What is being asked: Copy every line with the string "range" in it.

===============

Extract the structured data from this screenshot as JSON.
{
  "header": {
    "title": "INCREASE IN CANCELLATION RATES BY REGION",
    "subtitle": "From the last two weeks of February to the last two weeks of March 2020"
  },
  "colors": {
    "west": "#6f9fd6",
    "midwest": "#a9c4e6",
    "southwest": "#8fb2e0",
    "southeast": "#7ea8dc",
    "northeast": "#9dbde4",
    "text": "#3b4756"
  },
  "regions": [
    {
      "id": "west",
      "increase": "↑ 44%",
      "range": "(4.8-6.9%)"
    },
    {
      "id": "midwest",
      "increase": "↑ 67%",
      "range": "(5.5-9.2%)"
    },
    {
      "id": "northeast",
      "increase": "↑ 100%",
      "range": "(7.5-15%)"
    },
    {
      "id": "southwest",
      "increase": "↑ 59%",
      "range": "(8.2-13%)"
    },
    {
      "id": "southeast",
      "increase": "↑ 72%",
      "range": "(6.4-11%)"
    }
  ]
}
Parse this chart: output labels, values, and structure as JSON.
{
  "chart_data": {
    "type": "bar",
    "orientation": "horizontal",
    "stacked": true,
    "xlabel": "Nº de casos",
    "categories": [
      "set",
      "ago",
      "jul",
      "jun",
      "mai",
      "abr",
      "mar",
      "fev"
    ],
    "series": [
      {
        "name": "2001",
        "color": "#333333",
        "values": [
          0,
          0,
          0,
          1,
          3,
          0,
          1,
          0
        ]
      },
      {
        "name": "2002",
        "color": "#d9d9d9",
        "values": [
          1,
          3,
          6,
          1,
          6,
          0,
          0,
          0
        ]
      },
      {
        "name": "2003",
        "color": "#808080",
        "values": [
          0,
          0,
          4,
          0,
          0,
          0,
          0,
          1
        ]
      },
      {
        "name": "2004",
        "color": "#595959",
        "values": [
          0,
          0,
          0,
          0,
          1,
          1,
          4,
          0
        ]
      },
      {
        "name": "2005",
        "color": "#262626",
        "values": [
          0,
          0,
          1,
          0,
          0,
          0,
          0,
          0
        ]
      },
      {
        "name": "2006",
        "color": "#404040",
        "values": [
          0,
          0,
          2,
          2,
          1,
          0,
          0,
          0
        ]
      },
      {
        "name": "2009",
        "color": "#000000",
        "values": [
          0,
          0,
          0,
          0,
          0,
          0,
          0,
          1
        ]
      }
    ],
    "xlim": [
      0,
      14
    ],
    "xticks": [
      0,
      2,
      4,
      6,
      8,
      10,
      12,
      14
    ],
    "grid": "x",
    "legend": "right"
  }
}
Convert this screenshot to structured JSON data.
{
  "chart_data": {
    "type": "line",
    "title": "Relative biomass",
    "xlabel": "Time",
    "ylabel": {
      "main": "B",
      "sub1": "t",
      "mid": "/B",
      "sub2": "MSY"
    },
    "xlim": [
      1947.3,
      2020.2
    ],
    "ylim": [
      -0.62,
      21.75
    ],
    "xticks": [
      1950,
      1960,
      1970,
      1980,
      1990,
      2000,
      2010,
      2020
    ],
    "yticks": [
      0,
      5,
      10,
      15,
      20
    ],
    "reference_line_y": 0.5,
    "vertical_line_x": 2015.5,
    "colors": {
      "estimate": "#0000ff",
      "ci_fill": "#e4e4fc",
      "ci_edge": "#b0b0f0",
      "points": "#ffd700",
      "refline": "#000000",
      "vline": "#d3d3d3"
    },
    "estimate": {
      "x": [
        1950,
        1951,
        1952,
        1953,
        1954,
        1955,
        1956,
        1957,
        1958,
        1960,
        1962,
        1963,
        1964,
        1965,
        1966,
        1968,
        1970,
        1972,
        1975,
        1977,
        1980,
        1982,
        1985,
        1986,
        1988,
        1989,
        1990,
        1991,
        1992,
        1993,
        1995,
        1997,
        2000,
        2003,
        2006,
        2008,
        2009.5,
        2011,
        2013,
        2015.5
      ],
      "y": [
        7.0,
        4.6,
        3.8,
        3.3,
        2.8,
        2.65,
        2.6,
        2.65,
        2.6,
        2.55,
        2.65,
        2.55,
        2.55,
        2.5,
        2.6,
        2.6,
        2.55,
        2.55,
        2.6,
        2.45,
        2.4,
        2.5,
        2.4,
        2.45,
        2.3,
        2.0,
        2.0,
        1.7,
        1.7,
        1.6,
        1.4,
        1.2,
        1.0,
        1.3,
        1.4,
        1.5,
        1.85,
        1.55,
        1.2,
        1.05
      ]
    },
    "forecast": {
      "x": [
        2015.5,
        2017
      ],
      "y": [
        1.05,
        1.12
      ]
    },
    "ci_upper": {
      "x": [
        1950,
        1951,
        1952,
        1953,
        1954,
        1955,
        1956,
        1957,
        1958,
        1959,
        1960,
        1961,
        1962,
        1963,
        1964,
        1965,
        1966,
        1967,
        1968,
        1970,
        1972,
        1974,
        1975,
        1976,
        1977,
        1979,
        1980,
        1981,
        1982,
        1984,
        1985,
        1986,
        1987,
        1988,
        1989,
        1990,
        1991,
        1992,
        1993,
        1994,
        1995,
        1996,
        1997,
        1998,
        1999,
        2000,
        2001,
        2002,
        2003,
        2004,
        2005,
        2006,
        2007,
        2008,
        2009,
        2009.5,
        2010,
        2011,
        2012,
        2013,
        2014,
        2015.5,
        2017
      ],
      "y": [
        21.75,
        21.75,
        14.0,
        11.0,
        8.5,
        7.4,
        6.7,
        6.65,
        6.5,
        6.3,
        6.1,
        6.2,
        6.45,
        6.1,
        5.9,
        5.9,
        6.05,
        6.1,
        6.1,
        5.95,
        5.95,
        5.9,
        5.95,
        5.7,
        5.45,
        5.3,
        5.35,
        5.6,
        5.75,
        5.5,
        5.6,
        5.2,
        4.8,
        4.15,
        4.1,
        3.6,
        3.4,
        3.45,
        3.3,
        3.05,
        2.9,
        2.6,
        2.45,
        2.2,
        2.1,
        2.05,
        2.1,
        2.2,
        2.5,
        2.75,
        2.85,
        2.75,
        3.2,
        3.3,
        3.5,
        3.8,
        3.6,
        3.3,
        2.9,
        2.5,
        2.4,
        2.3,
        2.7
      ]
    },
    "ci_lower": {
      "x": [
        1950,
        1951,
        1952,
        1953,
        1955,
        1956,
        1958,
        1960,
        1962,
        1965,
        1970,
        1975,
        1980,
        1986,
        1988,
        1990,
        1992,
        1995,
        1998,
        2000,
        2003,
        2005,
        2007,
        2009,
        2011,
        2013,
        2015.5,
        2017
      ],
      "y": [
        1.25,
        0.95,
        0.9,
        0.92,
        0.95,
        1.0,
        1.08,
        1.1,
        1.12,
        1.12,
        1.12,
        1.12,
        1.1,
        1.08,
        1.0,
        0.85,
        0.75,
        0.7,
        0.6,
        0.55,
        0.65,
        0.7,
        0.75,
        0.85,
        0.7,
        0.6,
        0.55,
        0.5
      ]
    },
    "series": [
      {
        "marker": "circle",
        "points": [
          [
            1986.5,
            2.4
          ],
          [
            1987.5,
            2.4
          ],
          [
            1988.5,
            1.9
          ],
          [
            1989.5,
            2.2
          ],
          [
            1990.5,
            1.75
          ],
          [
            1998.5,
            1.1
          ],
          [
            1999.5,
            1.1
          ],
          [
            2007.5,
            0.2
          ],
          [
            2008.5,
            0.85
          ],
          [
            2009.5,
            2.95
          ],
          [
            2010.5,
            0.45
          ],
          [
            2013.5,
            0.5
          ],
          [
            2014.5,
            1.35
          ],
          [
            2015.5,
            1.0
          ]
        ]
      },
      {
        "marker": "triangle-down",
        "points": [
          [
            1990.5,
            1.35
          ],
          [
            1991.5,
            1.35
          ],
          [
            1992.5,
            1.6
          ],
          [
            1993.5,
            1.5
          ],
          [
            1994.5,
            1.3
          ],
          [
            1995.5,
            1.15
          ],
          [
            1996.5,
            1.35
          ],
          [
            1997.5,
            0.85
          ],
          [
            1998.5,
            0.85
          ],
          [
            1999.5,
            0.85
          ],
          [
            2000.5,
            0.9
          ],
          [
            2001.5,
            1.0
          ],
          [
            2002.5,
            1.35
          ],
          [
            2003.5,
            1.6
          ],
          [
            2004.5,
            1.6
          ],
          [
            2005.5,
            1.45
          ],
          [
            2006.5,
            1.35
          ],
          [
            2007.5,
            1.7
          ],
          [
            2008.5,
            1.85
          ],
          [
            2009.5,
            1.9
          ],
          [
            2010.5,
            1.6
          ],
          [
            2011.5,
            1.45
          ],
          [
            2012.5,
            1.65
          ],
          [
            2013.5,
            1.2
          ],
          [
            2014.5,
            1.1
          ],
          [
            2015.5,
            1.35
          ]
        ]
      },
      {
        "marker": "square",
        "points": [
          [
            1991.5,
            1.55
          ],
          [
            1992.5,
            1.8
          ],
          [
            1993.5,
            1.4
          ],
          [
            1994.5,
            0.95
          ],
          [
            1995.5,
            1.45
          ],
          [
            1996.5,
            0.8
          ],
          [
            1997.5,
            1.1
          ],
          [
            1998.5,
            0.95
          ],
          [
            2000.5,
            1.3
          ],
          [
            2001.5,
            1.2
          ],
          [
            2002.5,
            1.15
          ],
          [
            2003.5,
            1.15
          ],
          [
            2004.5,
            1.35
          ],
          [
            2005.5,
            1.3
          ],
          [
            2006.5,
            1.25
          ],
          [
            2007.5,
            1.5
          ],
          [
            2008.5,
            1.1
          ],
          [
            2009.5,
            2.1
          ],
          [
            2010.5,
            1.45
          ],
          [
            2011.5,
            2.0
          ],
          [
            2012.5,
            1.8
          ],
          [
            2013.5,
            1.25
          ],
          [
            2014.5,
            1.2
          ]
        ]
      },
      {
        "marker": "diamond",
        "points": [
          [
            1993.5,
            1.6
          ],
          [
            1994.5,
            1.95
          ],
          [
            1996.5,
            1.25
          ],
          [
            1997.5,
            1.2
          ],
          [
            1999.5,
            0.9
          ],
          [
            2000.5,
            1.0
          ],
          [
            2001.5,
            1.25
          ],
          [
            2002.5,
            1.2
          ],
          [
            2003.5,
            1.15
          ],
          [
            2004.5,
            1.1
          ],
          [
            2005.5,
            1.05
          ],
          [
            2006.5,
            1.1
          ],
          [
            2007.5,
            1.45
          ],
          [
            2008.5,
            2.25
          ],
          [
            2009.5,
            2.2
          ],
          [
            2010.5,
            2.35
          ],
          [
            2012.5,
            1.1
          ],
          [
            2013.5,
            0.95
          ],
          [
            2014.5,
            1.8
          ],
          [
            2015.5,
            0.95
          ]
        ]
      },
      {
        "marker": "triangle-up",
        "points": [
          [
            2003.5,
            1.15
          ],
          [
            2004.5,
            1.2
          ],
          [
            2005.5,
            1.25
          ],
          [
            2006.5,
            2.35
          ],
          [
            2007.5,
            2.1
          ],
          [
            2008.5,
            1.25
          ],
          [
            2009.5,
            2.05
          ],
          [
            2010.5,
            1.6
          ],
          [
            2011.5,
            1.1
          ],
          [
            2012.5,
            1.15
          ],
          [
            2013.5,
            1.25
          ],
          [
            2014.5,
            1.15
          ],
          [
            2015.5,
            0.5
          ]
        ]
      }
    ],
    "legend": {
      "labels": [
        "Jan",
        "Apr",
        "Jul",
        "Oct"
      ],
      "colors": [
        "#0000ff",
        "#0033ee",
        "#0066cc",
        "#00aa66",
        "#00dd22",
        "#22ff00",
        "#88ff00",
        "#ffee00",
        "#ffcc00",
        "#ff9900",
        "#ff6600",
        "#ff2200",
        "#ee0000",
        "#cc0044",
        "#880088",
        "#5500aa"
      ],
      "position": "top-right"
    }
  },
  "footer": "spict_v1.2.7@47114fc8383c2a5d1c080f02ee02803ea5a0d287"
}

===============

The answer:
      "range": "(4.8-6.9%)"
      "range": "(5.5-9.2%)"
      "range": "(7.5-15%)"
      "range": "(8.2-13%)"
      "range": "(6.4-11%)"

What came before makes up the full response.